_WHAT IS ASKED:_ Which lines hold the word "practical"? Copy each of them.

------------

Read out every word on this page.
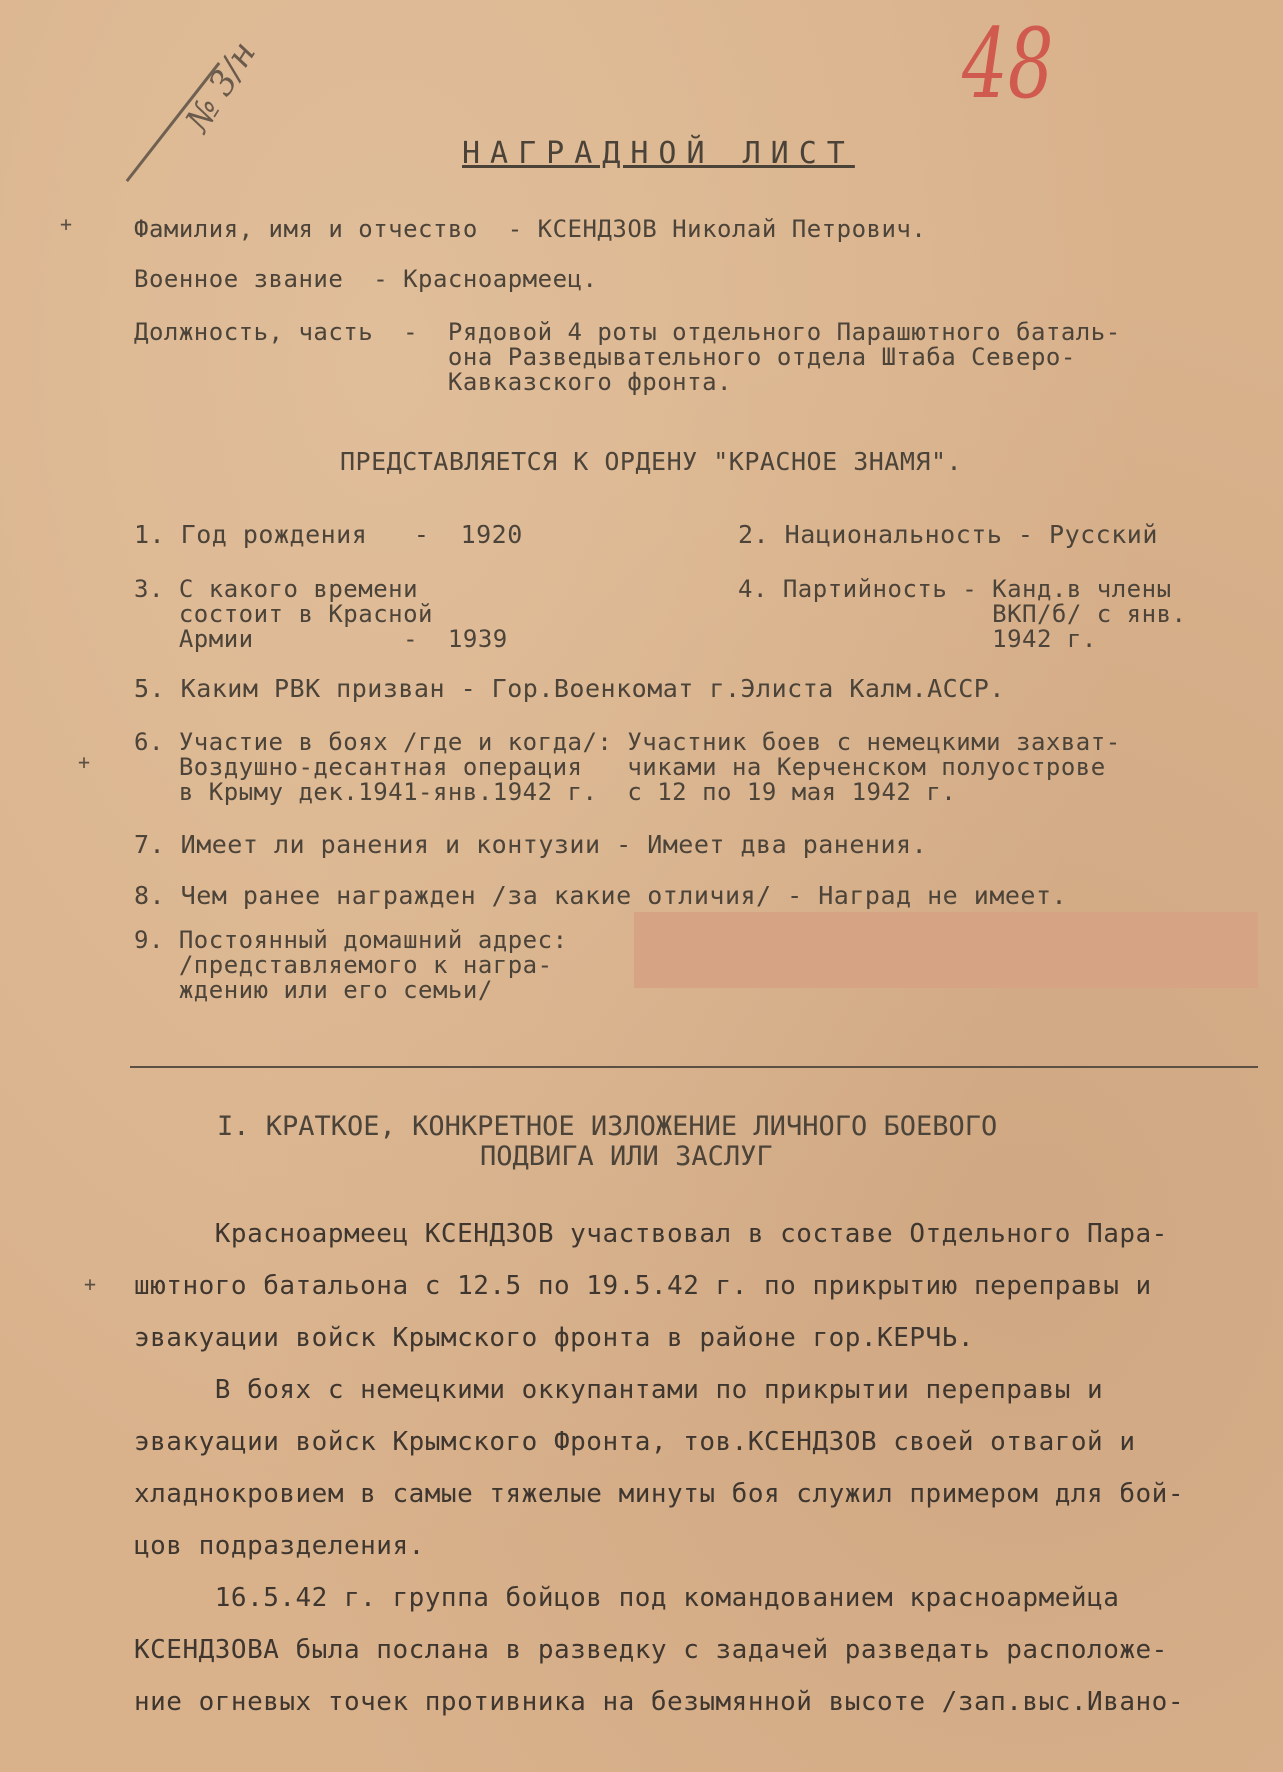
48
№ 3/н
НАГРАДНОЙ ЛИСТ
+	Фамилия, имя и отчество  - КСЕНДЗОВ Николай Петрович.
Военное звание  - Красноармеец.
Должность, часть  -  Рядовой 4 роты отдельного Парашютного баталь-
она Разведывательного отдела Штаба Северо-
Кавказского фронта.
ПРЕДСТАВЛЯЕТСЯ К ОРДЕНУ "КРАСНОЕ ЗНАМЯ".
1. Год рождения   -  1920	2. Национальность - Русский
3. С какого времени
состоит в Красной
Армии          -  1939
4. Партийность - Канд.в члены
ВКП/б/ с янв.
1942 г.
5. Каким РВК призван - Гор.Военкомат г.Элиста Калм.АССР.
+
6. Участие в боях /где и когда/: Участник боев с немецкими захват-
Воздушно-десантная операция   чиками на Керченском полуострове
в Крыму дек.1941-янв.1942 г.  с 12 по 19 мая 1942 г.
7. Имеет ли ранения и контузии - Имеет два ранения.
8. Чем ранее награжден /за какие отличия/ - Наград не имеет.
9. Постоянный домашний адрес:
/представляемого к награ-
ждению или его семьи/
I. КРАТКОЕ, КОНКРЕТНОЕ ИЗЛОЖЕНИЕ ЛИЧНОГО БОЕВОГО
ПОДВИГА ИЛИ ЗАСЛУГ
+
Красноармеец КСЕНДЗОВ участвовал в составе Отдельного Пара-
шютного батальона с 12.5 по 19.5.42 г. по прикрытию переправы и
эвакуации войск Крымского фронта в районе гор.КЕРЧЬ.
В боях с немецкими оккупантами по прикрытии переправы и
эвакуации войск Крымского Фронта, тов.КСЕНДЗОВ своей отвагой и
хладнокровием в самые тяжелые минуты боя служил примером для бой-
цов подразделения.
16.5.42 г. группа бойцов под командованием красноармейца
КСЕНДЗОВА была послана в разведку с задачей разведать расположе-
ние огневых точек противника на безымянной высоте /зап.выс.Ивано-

------------

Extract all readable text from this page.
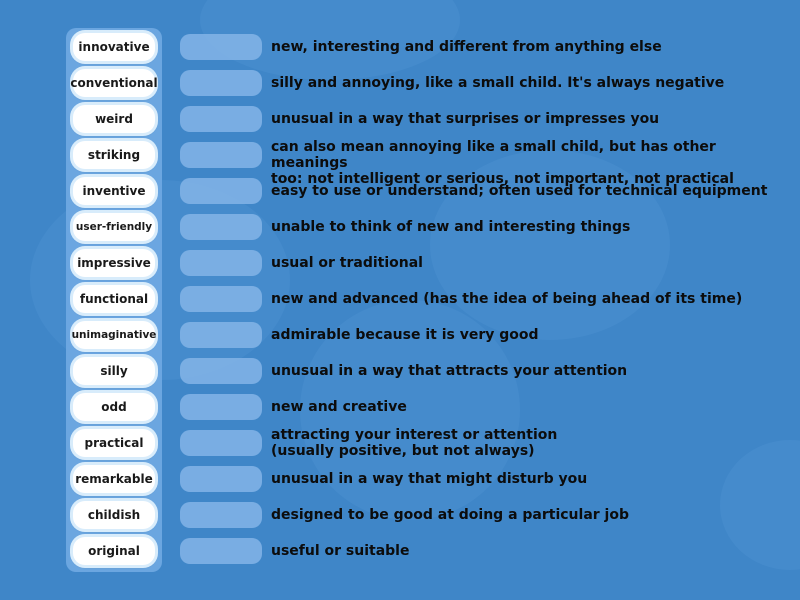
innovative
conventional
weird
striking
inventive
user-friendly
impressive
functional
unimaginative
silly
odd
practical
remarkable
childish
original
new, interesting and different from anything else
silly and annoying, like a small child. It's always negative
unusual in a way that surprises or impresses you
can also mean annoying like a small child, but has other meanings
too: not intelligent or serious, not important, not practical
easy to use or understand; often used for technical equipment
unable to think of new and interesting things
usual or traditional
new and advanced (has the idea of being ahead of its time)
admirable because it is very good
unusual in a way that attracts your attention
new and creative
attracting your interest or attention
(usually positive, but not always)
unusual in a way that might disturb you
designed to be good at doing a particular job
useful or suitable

------------

_THE COMPLETED TASK:_
practical
too: not intelligent or serious, not important, not practical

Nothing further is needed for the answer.